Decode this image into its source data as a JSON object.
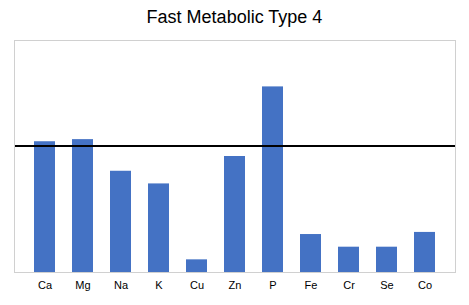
{
  "chart_data": {
    "type": "bar",
    "title": "Fast Metabolic Type 4",
    "categories": [
      "Ca",
      "Mg",
      "Na",
      "K",
      "Cu",
      "Zn",
      "P",
      "Fe",
      "Cr",
      "Se",
      "Co"
    ],
    "values": [
      6.2,
      6.3,
      4.8,
      4.2,
      0.6,
      5.5,
      8.8,
      1.8,
      1.2,
      1.2,
      1.9
    ],
    "color": "#4472C4",
    "reference_line": 6.0,
    "ylim": [
      0,
      11
    ],
    "grid": false,
    "tick_labels": "x"
  }
}
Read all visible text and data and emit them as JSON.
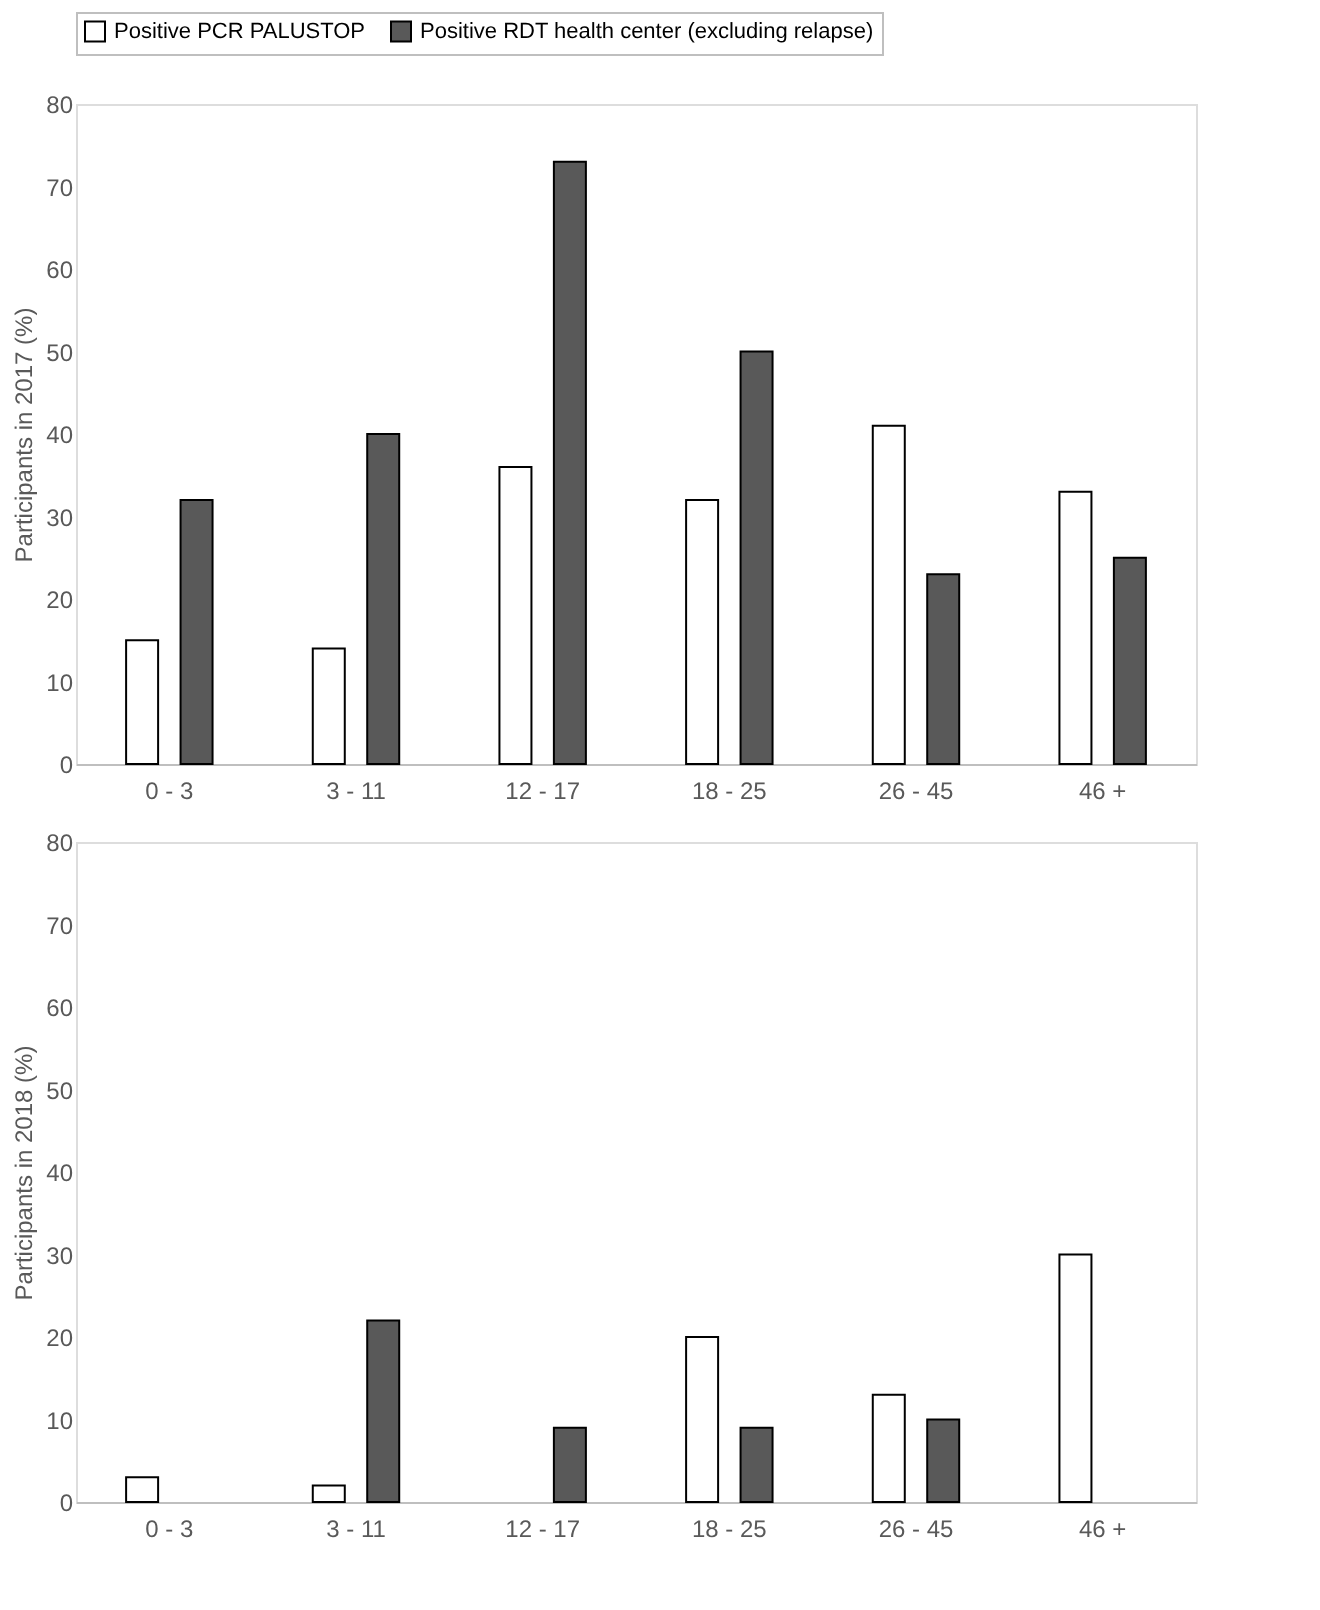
__________________________________________________
* [Goal of the exercise]: Leave the pictures out, and print every line of the listing exactly as written.

* [Problem solution]:
Decode this image into its source data as a JSON object.
{
  "chart_data": {
    "type": "bar",
    "title": "Fast Metabolic Type 4",
    "categories": [
      "Ca",
      "Mg",
      "Na",
      "K",
      "Cu",
      "Zn",
      "P",
      "Fe",
      "Cr",
      "Se",
      "Co"
    ],
    "values": [
      6.2,
      6.3,
      4.8,
      4.2,
      0.6,
      5.5,
      8.8,
      1.8,
      1.2,
      1.2,
      1.9
    ],
    "color": "#4472C4",
    "reference_line": 6.0,
    "ylim": [
      0,
      11
    ],
    "grid": false,
    "tick_labels": "x"
  }
}
Read all visible text and data and emit them as JSON.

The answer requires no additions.